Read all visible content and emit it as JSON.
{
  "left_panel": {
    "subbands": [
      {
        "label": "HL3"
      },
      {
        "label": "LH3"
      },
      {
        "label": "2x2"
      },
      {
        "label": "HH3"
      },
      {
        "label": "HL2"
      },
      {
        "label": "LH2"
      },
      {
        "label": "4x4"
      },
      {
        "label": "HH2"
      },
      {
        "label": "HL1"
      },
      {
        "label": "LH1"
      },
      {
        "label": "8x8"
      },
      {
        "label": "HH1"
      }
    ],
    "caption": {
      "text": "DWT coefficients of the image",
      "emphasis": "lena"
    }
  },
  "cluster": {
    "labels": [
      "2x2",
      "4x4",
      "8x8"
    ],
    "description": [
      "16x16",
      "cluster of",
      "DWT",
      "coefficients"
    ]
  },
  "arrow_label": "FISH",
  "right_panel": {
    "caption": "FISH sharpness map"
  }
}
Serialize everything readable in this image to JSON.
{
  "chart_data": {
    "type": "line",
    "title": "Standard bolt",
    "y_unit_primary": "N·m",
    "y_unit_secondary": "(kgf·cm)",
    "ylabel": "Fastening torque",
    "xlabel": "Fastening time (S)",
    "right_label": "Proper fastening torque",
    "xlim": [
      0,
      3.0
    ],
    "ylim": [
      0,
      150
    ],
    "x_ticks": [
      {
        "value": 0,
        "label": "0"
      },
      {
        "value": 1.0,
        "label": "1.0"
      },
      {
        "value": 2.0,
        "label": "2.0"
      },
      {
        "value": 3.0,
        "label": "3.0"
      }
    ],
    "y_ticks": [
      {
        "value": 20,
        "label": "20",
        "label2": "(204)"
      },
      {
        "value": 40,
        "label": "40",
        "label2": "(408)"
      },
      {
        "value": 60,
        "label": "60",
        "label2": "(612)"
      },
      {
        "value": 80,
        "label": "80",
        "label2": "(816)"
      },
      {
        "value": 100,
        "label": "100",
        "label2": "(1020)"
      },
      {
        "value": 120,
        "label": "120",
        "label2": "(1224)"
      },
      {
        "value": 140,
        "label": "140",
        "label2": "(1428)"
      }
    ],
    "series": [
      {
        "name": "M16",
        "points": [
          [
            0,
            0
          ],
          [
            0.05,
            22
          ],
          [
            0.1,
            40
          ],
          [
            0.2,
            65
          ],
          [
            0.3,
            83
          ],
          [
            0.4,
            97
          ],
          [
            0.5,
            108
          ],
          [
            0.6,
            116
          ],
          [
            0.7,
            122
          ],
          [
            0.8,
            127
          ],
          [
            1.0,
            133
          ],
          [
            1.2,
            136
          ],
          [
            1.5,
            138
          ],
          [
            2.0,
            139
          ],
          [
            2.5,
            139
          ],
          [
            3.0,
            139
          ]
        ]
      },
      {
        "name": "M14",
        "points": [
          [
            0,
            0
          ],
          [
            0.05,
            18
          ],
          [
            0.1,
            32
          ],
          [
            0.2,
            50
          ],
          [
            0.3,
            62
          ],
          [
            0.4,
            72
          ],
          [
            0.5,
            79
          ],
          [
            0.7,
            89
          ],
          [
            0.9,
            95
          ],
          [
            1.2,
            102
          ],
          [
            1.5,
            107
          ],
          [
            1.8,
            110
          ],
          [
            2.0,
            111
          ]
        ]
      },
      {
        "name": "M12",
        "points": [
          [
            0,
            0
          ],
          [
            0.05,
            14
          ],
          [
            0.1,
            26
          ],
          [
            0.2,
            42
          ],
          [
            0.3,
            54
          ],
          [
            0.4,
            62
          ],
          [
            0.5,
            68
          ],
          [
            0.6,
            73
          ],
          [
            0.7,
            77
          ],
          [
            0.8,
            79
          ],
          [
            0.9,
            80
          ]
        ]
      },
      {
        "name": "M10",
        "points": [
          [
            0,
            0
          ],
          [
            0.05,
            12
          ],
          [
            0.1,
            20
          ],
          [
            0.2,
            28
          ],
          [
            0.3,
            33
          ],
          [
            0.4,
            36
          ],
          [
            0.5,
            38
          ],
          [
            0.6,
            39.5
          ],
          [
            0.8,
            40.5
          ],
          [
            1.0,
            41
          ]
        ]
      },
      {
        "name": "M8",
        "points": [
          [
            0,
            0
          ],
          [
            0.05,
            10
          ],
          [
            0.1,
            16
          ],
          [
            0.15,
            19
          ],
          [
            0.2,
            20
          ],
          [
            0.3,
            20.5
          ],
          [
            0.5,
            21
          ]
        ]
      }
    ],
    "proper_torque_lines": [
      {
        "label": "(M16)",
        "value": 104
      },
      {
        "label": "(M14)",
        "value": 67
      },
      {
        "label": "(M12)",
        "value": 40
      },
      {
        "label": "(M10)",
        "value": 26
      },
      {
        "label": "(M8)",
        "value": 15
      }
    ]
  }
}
▬▬▬▬▬▬
Return every record, word for word.

▶ [THE RESPONSE]:
Read all visible content and emit it as JSON.
{
  "left_panel": {
    "subbands": [
      {
        "label": "HL3"
      },
      {
        "label": "LH3"
      },
      {
        "label": "2x2"
      },
      {
        "label": "HH3"
      },
      {
        "label": "HL2"
      },
      {
        "label": "LH2"
      },
      {
        "label": "4x4"
      },
      {
        "label": "HH2"
      },
      {
        "label": "HL1"
      },
      {
        "label": "LH1"
      },
      {
        "label": "8x8"
      },
      {
        "label": "HH1"
      }
    ],
    "caption": {
      "text": "DWT coefficients of the image",
      "emphasis": "lena"
    }
  },
  "cluster": {
    "labels": [
      "2x2",
      "4x4",
      "8x8"
    ],
    "description": [
      "16x16",
      "cluster of",
      "DWT",
      "coefficients"
    ]
  },
  "arrow_label": "FISH",
  "right_panel": {
    "caption": "FISH sharpness map"
  }
}
Serialize everything readable in this image to JSON.
{
  "chart_data": {
    "type": "line",
    "title": "Standard bolt",
    "y_unit_primary": "N·m",
    "y_unit_secondary": "(kgf·cm)",
    "ylabel": "Fastening torque",
    "xlabel": "Fastening time (S)",
    "right_label": "Proper fastening torque",
    "xlim": [
      0,
      3.0
    ],
    "ylim": [
      0,
      150
    ],
    "x_ticks": [
      {
        "value": 0,
        "label": "0"
      },
      {
        "value": 1.0,
        "label": "1.0"
      },
      {
        "value": 2.0,
        "label": "2.0"
      },
      {
        "value": 3.0,
        "label": "3.0"
      }
    ],
    "y_ticks": [
      {
        "value": 20,
        "label": "20",
        "label2": "(204)"
      },
      {
        "value": 40,
        "label": "40",
        "label2": "(408)"
      },
      {
        "value": 60,
        "label": "60",
        "label2": "(612)"
      },
      {
        "value": 80,
        "label": "80",
        "label2": "(816)"
      },
      {
        "value": 100,
        "label": "100",
        "label2": "(1020)"
      },
      {
        "value": 120,
        "label": "120",
        "label2": "(1224)"
      },
      {
        "value": 140,
        "label": "140",
        "label2": "(1428)"
      }
    ],
    "series": [
      {
        "name": "M16",
        "points": [
          [
            0,
            0
          ],
          [
            0.05,
            22
          ],
          [
            0.1,
            40
          ],
          [
            0.2,
            65
          ],
          [
            0.3,
            83
          ],
          [
            0.4,
            97
          ],
          [
            0.5,
            108
          ],
          [
            0.6,
            116
          ],
          [
            0.7,
            122
          ],
          [
            0.8,
            127
          ],
          [
            1.0,
            133
          ],
          [
            1.2,
            136
          ],
          [
            1.5,
            138
          ],
          [
            2.0,
            139
          ],
          [
            2.5,
            139
          ],
          [
            3.0,
            139
          ]
        ]
      },
      {
        "name": "M14",
        "points": [
          [
            0,
            0
          ],
          [
            0.05,
            18
          ],
          [
            0.1,
            32
          ],
          [
            0.2,
            50
          ],
          [
            0.3,
            62
          ],
          [
            0.4,
            72
          ],
          [
            0.5,
            79
          ],
          [
            0.7,
            89
          ],
          [
            0.9,
            95
          ],
          [
            1.2,
            102
          ],
          [
            1.5,
            107
          ],
          [
            1.8,
            110
          ],
          [
            2.0,
            111
          ]
        ]
      },
      {
        "name": "M12",
        "points": [
          [
            0,
            0
          ],
          [
            0.05,
            14
          ],
          [
            0.1,
            26
          ],
          [
            0.2,
            42
          ],
          [
            0.3,
            54
          ],
          [
            0.4,
            62
          ],
          [
            0.5,
            68
          ],
          [
            0.6,
            73
          ],
          [
            0.7,
            77
          ],
          [
            0.8,
            79
          ],
          [
            0.9,
            80
          ]
        ]
      },
      {
        "name": "M10",
        "points": [
          [
            0,
            0
          ],
          [
            0.05,
            12
          ],
          [
            0.1,
            20
          ],
          [
            0.2,
            28
          ],
          [
            0.3,
            33
          ],
          [
            0.4,
            36
          ],
          [
            0.5,
            38
          ],
          [
            0.6,
            39.5
          ],
          [
            0.8,
            40.5
          ],
          [
            1.0,
            41
          ]
        ]
      },
      {
        "name": "M8",
        "points": [
          [
            0,
            0
          ],
          [
            0.05,
            10
          ],
          [
            0.1,
            16
          ],
          [
            0.15,
            19
          ],
          [
            0.2,
            20
          ],
          [
            0.3,
            20.5
          ],
          [
            0.5,
            21
          ]
        ]
      }
    ],
    "proper_torque_lines": [
      {
        "label": "(M16)",
        "value": 104
      },
      {
        "label": "(M14)",
        "value": 67
      },
      {
        "label": "(M12)",
        "value": 40
      },
      {
        "label": "(M10)",
        "value": 26
      },
      {
        "label": "(M8)",
        "value": 15
      }
    ]
  }
}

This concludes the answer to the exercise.